[Listed entries]:
····················

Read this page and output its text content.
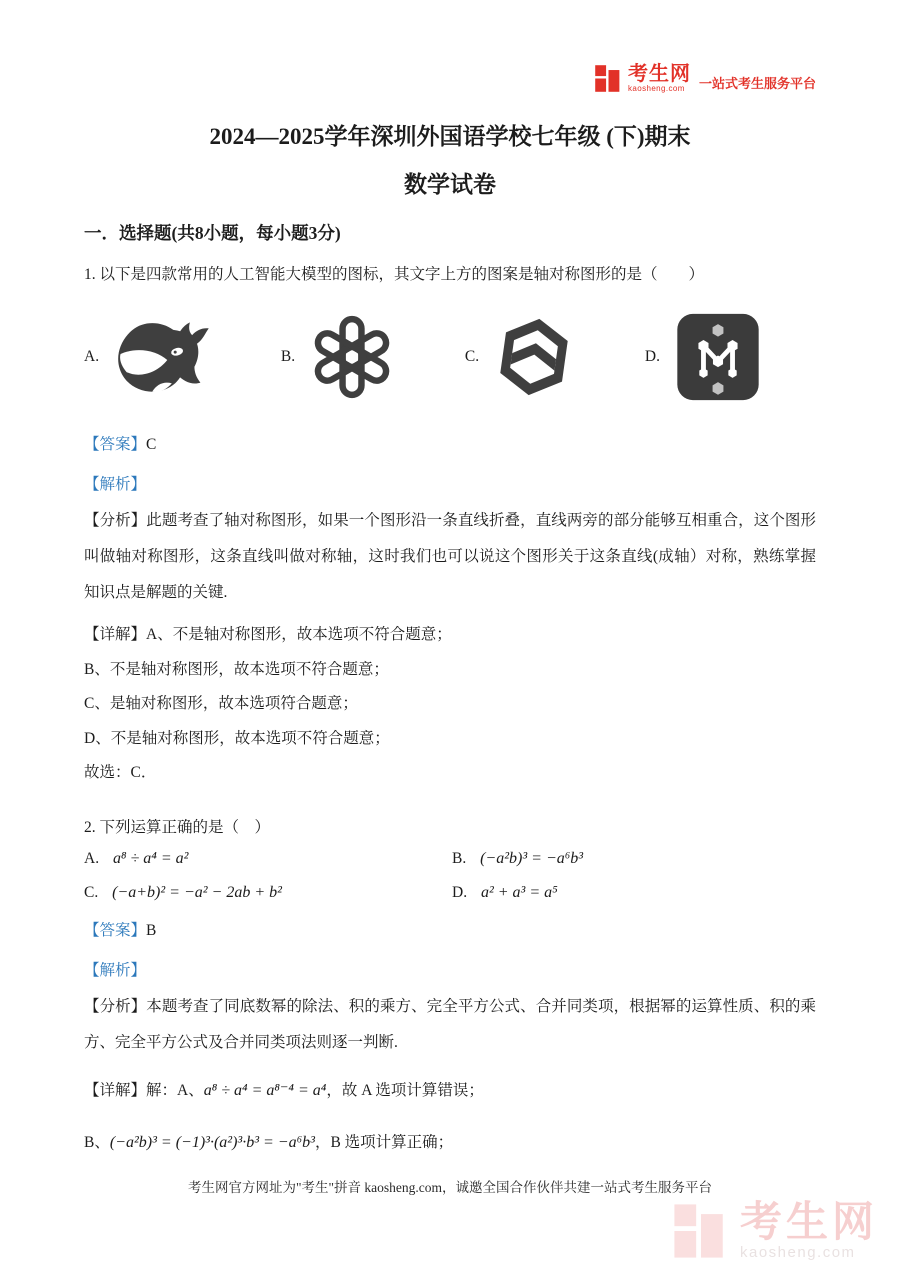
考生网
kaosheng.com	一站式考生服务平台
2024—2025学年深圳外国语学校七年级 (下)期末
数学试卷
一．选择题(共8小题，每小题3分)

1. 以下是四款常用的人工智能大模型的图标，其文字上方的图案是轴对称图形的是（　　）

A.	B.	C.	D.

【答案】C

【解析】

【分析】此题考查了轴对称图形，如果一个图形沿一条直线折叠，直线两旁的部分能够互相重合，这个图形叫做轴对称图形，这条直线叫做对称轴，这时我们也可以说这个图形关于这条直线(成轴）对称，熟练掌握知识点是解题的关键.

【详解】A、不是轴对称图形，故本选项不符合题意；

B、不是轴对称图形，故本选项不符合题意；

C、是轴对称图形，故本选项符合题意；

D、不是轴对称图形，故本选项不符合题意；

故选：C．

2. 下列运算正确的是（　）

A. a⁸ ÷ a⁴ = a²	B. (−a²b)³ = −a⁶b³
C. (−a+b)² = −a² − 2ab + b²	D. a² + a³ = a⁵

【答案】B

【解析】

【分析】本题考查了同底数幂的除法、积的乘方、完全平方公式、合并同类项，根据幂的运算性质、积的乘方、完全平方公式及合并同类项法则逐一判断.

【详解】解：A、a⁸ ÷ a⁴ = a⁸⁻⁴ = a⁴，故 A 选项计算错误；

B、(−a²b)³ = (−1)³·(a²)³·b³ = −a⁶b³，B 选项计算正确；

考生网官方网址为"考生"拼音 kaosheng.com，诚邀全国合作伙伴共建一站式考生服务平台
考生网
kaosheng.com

····················

[Task]: Exclude every picture and copy the remaining data exactly.

[Solution]:
Read this page and output its text content.
考生网
kaosheng.com	一站式考生服务平台
2024—2025学年深圳外国语学校七年级 (下)期末
数学试卷
一．选择题(共8小题，每小题3分)

1. 以下是四款常用的人工智能大模型的图标，其文字上方的图案是轴对称图形的是（　　）

A.	B.	C.	D.

【答案】C

【解析】

【分析】此题考查了轴对称图形，如果一个图形沿一条直线折叠，直线两旁的部分能够互相重合，这个图形叫做轴对称图形，这条直线叫做对称轴，这时我们也可以说这个图形关于这条直线(成轴）对称，熟练掌握知识点是解题的关键.

【详解】A、不是轴对称图形，故本选项不符合题意；

B、不是轴对称图形，故本选项不符合题意；

C、是轴对称图形，故本选项符合题意；

D、不是轴对称图形，故本选项不符合题意；

故选：C．

2. 下列运算正确的是（　）

A. a⁸ ÷ a⁴ = a²	B. (−a²b)³ = −a⁶b³
C. (−a+b)² = −a² − 2ab + b²	D. a² + a³ = a⁵

【答案】B

【解析】

【分析】本题考查了同底数幂的除法、积的乘方、完全平方公式、合并同类项，根据幂的运算性质、积的乘方、完全平方公式及合并同类项法则逐一判断.

【详解】解：A、a⁸ ÷ a⁴ = a⁸⁻⁴ = a⁴，故 A 选项计算错误；

B、(−a²b)³ = (−1)³·(a²)³·b³ = −a⁶b³，B 选项计算正确；

考生网官方网址为"考生"拼音 kaosheng.com，诚邀全国合作伙伴共建一站式考生服务平台
考生网
kaosheng.com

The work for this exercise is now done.